*Task instructions*. Images are not part of the copy; transcribe all the data exactly.

┌────────

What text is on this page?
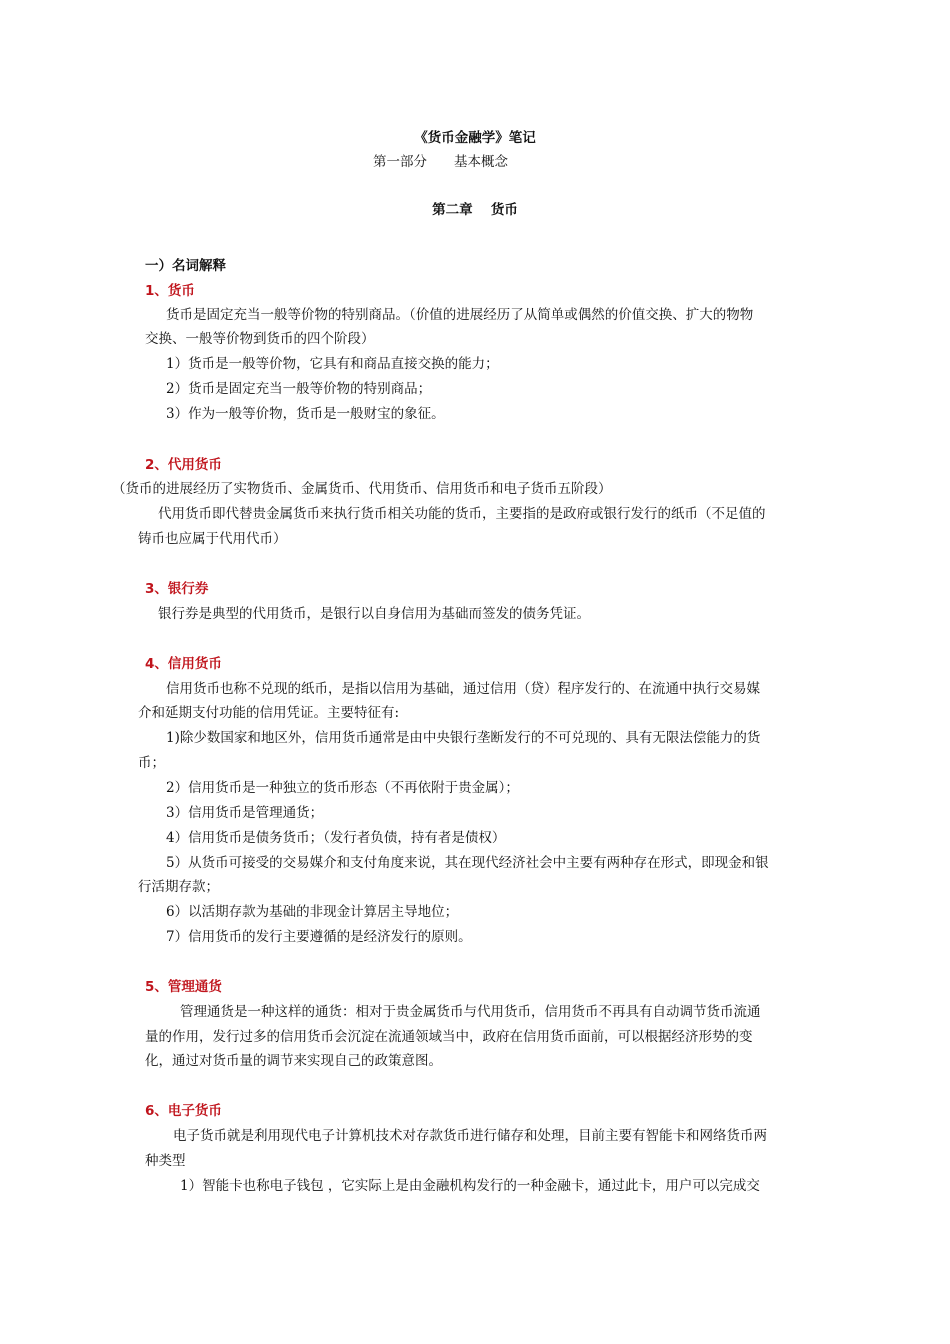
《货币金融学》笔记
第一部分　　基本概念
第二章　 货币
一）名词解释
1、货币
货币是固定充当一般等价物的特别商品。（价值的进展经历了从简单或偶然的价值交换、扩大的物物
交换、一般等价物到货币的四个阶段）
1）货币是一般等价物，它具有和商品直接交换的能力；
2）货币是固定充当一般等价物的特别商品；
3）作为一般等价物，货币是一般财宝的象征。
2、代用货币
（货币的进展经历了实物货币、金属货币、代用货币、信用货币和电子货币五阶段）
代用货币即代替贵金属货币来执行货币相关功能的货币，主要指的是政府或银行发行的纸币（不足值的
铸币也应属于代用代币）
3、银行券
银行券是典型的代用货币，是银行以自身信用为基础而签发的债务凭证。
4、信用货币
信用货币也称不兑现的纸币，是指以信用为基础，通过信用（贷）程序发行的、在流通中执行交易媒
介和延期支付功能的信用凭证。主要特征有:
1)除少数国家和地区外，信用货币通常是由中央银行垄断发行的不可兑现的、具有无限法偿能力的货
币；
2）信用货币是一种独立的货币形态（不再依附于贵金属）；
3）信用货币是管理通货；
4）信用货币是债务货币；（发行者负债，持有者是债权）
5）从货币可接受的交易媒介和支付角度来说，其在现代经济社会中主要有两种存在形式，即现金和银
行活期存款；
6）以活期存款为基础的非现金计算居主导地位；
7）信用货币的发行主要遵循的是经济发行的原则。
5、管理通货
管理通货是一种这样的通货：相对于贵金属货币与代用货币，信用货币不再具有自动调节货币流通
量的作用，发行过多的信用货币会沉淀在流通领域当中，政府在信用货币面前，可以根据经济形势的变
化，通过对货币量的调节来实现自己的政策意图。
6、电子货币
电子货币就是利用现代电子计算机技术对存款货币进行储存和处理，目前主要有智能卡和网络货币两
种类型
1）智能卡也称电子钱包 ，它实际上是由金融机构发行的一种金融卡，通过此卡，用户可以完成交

└────────

*Solution to the problem*.
What text is on this page?
《货币金融学》笔记
第一部分　　基本概念
第二章　 货币
一）名词解释
1、货币
货币是固定充当一般等价物的特别商品。（价值的进展经历了从简单或偶然的价值交换、扩大的物物
交换、一般等价物到货币的四个阶段）
1）货币是一般等价物，它具有和商品直接交换的能力；
2）货币是固定充当一般等价物的特别商品；
3）作为一般等价物，货币是一般财宝的象征。
2、代用货币
（货币的进展经历了实物货币、金属货币、代用货币、信用货币和电子货币五阶段）
代用货币即代替贵金属货币来执行货币相关功能的货币，主要指的是政府或银行发行的纸币（不足值的
铸币也应属于代用代币）
3、银行券
银行券是典型的代用货币，是银行以自身信用为基础而签发的债务凭证。
4、信用货币
信用货币也称不兑现的纸币，是指以信用为基础，通过信用（贷）程序发行的、在流通中执行交易媒
介和延期支付功能的信用凭证。主要特征有:
1)除少数国家和地区外，信用货币通常是由中央银行垄断发行的不可兑现的、具有无限法偿能力的货
币；
2）信用货币是一种独立的货币形态（不再依附于贵金属）；
3）信用货币是管理通货；
4）信用货币是债务货币；（发行者负债，持有者是债权）
5）从货币可接受的交易媒介和支付角度来说，其在现代经济社会中主要有两种存在形式，即现金和银
行活期存款；
6）以活期存款为基础的非现金计算居主导地位；
7）信用货币的发行主要遵循的是经济发行的原则。
5、管理通货
管理通货是一种这样的通货：相对于贵金属货币与代用货币，信用货币不再具有自动调节货币流通
量的作用，发行过多的信用货币会沉淀在流通领域当中，政府在信用货币面前，可以根据经济形势的变
化，通过对货币量的调节来实现自己的政策意图。
6、电子货币
电子货币就是利用现代电子计算机技术对存款货币进行储存和处理，目前主要有智能卡和网络货币两
种类型
1）智能卡也称电子钱包 ，它实际上是由金融机构发行的一种金融卡，通过此卡，用户可以完成交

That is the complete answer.